-- BEGIN Given records --

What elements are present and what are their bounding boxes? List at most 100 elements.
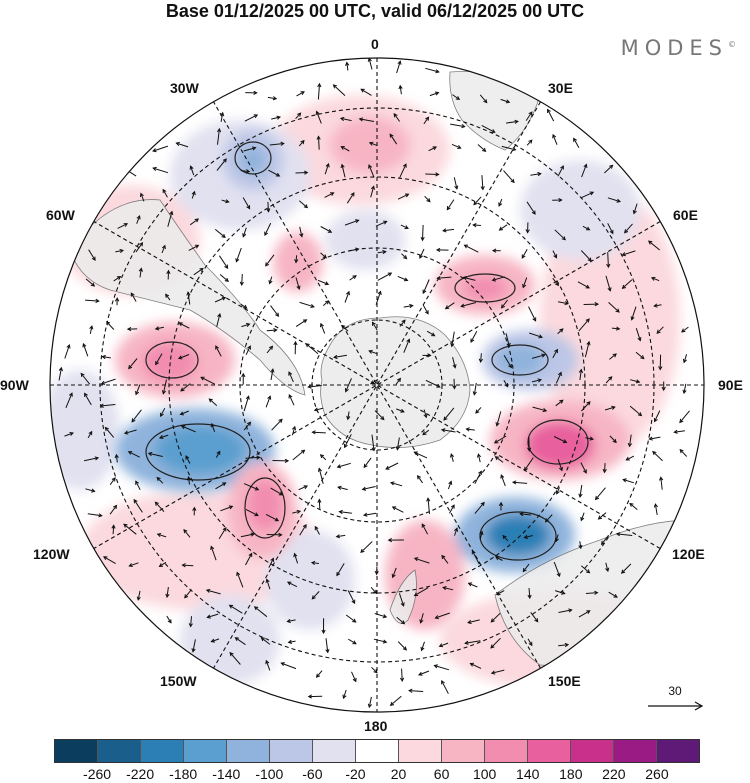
wind-vector-head [206, 614, 211, 619]
wind-vector-head [470, 338, 475, 343]
wind-vector-head [615, 308, 620, 313]
wind-vector-head [444, 305, 450, 310]
wind-vector-head [280, 662, 285, 667]
wind-vector-head [270, 368, 275, 373]
wind-vector-head [325, 649, 330, 654]
wind-vector-head [589, 436, 595, 441]
wind-vector [530, 612, 539, 622]
wind-vector [109, 505, 117, 515]
wind-vector-head [420, 646, 425, 652]
wind-vector-head [400, 602, 405, 607]
wind-vector-head [177, 355, 183, 360]
wind-vector-head [424, 310, 429, 315]
wind-vector-head [300, 449, 306, 454]
wind-vector-head [84, 392, 88, 397]
wind-vector [461, 302, 477, 307]
wind-vector-head [490, 670, 496, 675]
wind-vector-head [500, 304, 506, 309]
wind-vector-head [158, 563, 164, 567]
wind-vector-head [352, 677, 357, 683]
graticule [50, 58, 704, 712]
wind-vector [372, 322, 378, 331]
wind-vector [611, 327, 620, 330]
wind-vector [421, 641, 425, 651]
wind-vector-head [583, 469, 587, 474]
wind-vector-head [522, 567, 527, 573]
wind-vector-head [155, 360, 159, 366]
wind-vector-head [419, 254, 424, 259]
contour-wsw-low [145, 423, 251, 481]
wind-vector-head [200, 376, 205, 381]
wind-vector-head [609, 164, 614, 169]
wind-vector-head [404, 193, 410, 198]
wind-vector [400, 224, 409, 229]
high-anomaly-west-core [142, 342, 198, 382]
wind-vector [605, 275, 611, 291]
wind-vector-head [188, 623, 193, 628]
wind-vector [622, 250, 636, 256]
wind-vector-head [426, 497, 431, 502]
wind-vector [552, 250, 557, 258]
wind-vector [449, 504, 455, 514]
wind-vector-head [373, 669, 378, 674]
wind-vector-head [476, 453, 482, 458]
wind-vector-head [498, 501, 504, 507]
wind-vector-head [136, 215, 141, 220]
wind-vector [579, 484, 583, 498]
wind-vector-head [293, 552, 298, 558]
wind-vector-head [409, 303, 414, 309]
wind-vector-head [116, 276, 122, 280]
wind-vector [451, 331, 455, 347]
wind-vector-head [325, 162, 330, 168]
wind-vector [345, 614, 356, 623]
wind-vector [503, 355, 512, 368]
low-anomaly-se-core [486, 515, 550, 555]
wind-vector [348, 638, 357, 645]
wind-vector-head [314, 525, 319, 531]
wind-vector [552, 349, 558, 359]
wind-vector [324, 192, 334, 198]
wind-vector-head [192, 506, 197, 511]
wind-vector-head [186, 291, 191, 296]
wind-vector-head [300, 139, 305, 145]
wind-vector-head [442, 586, 447, 591]
colorbar-tick-label: 100 [472, 766, 497, 782]
wind-vector-head [402, 163, 407, 168]
wind-vector-head [127, 451, 133, 455]
wind-vector [403, 305, 413, 308]
wind-vector-head [362, 512, 368, 517]
wind-vector-head [511, 147, 517, 152]
wind-vector [308, 385, 322, 388]
wind-vector [218, 255, 229, 269]
wind-vector-head [91, 256, 96, 261]
wind-vector-head [578, 544, 583, 550]
wind-vector-head [578, 493, 583, 499]
wind-vector-head [269, 345, 274, 350]
wind-vector-head [345, 290, 350, 296]
wind-vector-head [403, 277, 409, 282]
wind-vector [651, 277, 660, 282]
wind-vector-head [564, 301, 570, 306]
wind-vector-head [480, 501, 485, 507]
colorbar-tick-label: 20 [390, 766, 407, 782]
wind-vector [265, 396, 271, 408]
wind-vector-head [330, 192, 335, 196]
wind-vector [341, 164, 346, 178]
wind-vector-head [278, 532, 283, 537]
wind-vector [131, 409, 142, 423]
wind-vector [295, 319, 307, 328]
wind-vector [604, 164, 613, 174]
anomaly-light-blue-ne [520, 160, 640, 260]
wind-vector-head [463, 244, 469, 249]
wind-vector-head [498, 226, 504, 231]
wind-vector [333, 84, 346, 96]
wind-vector-head [380, 415, 385, 421]
wind-vector-head [521, 254, 526, 259]
wind-vector [500, 98, 510, 103]
wind-vector-head [297, 112, 302, 117]
wind-vector [229, 652, 241, 665]
wind-vector-head [371, 321, 376, 326]
wind-vector [288, 640, 296, 643]
wind-vector [608, 302, 620, 313]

-- END Given records --

→ **Exercise requirements**
Write out every line above character for character, leaving out the picture.

→ **Task response**
What elements are present and what are their bounding boxes? List at most 100 elements.
wind-vector-head [206, 614, 211, 619]
wind-vector-head [470, 338, 475, 343]
wind-vector-head [615, 308, 620, 313]
wind-vector-head [444, 305, 450, 310]
wind-vector-head [280, 662, 285, 667]
wind-vector-head [270, 368, 275, 373]
wind-vector-head [325, 649, 330, 654]
wind-vector-head [589, 436, 595, 441]
wind-vector [530, 612, 539, 622]
wind-vector [109, 505, 117, 515]
wind-vector-head [420, 646, 425, 652]
wind-vector-head [400, 602, 405, 607]
wind-vector-head [177, 355, 183, 360]
wind-vector-head [424, 310, 429, 315]
wind-vector-head [300, 449, 306, 454]
wind-vector-head [84, 392, 88, 397]
wind-vector [461, 302, 477, 307]
wind-vector-head [490, 670, 496, 675]
wind-vector-head [500, 304, 506, 309]
wind-vector-head [158, 563, 164, 567]
wind-vector-head [352, 677, 357, 683]
graticule [50, 58, 704, 712]
wind-vector [372, 322, 378, 331]
wind-vector [611, 327, 620, 330]
wind-vector [421, 641, 425, 651]
wind-vector-head [583, 469, 587, 474]
wind-vector-head [522, 567, 527, 573]
wind-vector-head [155, 360, 159, 366]
wind-vector-head [419, 254, 424, 259]
contour-wsw-low [145, 423, 251, 481]
wind-vector-head [200, 376, 205, 381]
wind-vector-head [609, 164, 614, 169]
wind-vector-head [404, 193, 410, 198]
wind-vector [400, 224, 409, 229]
high-anomaly-west-core [142, 342, 198, 382]
wind-vector [605, 275, 611, 291]
wind-vector-head [188, 623, 193, 628]
wind-vector [622, 250, 636, 256]
wind-vector-head [426, 497, 431, 502]
wind-vector [552, 250, 557, 258]
wind-vector [449, 504, 455, 514]
wind-vector-head [373, 669, 378, 674]
wind-vector-head [476, 453, 482, 458]
wind-vector-head [498, 501, 504, 507]
wind-vector-head [136, 215, 141, 220]
wind-vector [579, 484, 583, 498]
wind-vector-head [293, 552, 298, 558]
wind-vector-head [409, 303, 414, 309]
wind-vector-head [116, 276, 122, 280]
wind-vector [451, 331, 455, 347]
wind-vector-head [325, 162, 330, 168]
wind-vector [345, 614, 356, 623]
wind-vector [503, 355, 512, 368]
low-anomaly-se-core [486, 515, 550, 555]
wind-vector [348, 638, 357, 645]
wind-vector-head [314, 525, 319, 531]
wind-vector [552, 349, 558, 359]
wind-vector [324, 192, 334, 198]
wind-vector-head [192, 506, 197, 511]
wind-vector-head [186, 291, 191, 296]
wind-vector-head [300, 139, 305, 145]
wind-vector-head [442, 586, 447, 591]
colorbar-tick-label: 100 [472, 766, 497, 782]
wind-vector-head [402, 163, 407, 168]
wind-vector-head [127, 451, 133, 455]
wind-vector [403, 305, 413, 308]
wind-vector-head [362, 512, 368, 517]
wind-vector-head [511, 147, 517, 152]
wind-vector [308, 385, 322, 388]
wind-vector [218, 255, 229, 269]
wind-vector-head [91, 256, 96, 261]
wind-vector-head [578, 544, 583, 550]
wind-vector-head [578, 493, 583, 499]
wind-vector-head [269, 345, 274, 350]
wind-vector-head [345, 290, 350, 296]
wind-vector-head [403, 277, 409, 282]
wind-vector [651, 277, 660, 282]
wind-vector-head [564, 301, 570, 306]
wind-vector-head [480, 501, 485, 507]
colorbar-tick-label: 20 [390, 766, 407, 782]
wind-vector [265, 396, 271, 408]
wind-vector-head [330, 192, 335, 196]
wind-vector [341, 164, 346, 178]
wind-vector-head [278, 532, 283, 537]
wind-vector [131, 409, 142, 423]
wind-vector [295, 319, 307, 328]
wind-vector [604, 164, 613, 174]
anomaly-light-blue-ne [520, 160, 640, 260]
wind-vector-head [463, 244, 469, 249]
wind-vector-head [498, 226, 504, 231]
wind-vector [333, 84, 346, 96]
wind-vector-head [380, 415, 385, 421]
wind-vector-head [521, 254, 526, 259]
wind-vector [500, 98, 510, 103]
wind-vector-head [297, 112, 302, 117]
wind-vector [229, 652, 241, 665]
wind-vector-head [371, 321, 376, 326]
wind-vector [288, 640, 296, 643]
wind-vector [608, 302, 620, 313]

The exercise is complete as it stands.